--- Supplied material ---

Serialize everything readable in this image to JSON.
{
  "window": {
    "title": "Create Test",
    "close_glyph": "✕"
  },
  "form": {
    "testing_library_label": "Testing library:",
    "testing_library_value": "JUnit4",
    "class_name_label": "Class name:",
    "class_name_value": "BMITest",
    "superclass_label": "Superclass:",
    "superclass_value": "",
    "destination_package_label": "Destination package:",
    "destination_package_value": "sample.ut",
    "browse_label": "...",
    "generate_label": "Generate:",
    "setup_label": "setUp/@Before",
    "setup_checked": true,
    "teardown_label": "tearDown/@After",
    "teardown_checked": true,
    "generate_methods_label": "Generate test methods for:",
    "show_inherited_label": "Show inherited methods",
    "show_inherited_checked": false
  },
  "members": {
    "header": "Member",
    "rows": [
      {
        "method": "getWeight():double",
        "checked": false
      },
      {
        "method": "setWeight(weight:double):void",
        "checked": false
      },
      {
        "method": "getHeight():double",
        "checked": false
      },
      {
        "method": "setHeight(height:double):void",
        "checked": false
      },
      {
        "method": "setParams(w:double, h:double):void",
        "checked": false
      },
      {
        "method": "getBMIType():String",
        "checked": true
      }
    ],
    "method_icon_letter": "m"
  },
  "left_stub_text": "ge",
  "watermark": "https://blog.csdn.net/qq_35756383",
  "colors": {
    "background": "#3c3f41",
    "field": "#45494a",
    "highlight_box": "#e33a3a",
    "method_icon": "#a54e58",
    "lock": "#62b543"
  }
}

---

=== Goal ===
Copy all of the data exactly.

=== The completed task ===
Serialize everything readable in this image to JSON.
{
  "window": {
    "title": "Create Test",
    "close_glyph": "✕"
  },
  "form": {
    "testing_library_label": "Testing library:",
    "testing_library_value": "JUnit4",
    "class_name_label": "Class name:",
    "class_name_value": "BMITest",
    "superclass_label": "Superclass:",
    "superclass_value": "",
    "destination_package_label": "Destination package:",
    "destination_package_value": "sample.ut",
    "browse_label": "...",
    "generate_label": "Generate:",
    "setup_label": "setUp/@Before",
    "setup_checked": true,
    "teardown_label": "tearDown/@After",
    "teardown_checked": true,
    "generate_methods_label": "Generate test methods for:",
    "show_inherited_label": "Show inherited methods",
    "show_inherited_checked": false
  },
  "members": {
    "header": "Member",
    "rows": [
      {
        "method": "getWeight():double",
        "checked": false
      },
      {
        "method": "setWeight(weight:double):void",
        "checked": false
      },
      {
        "method": "getHeight():double",
        "checked": false
      },
      {
        "method": "setHeight(height:double):void",
        "checked": false
      },
      {
        "method": "setParams(w:double, h:double):void",
        "checked": false
      },
      {
        "method": "getBMIType():String",
        "checked": true
      }
    ],
    "method_icon_letter": "m"
  },
  "left_stub_text": "ge",
  "watermark": "https://blog.csdn.net/qq_35756383",
  "colors": {
    "background": "#3c3f41",
    "field": "#45494a",
    "highlight_box": "#e33a3a",
    "method_icon": "#a54e58",
    "lock": "#62b543"
  }
}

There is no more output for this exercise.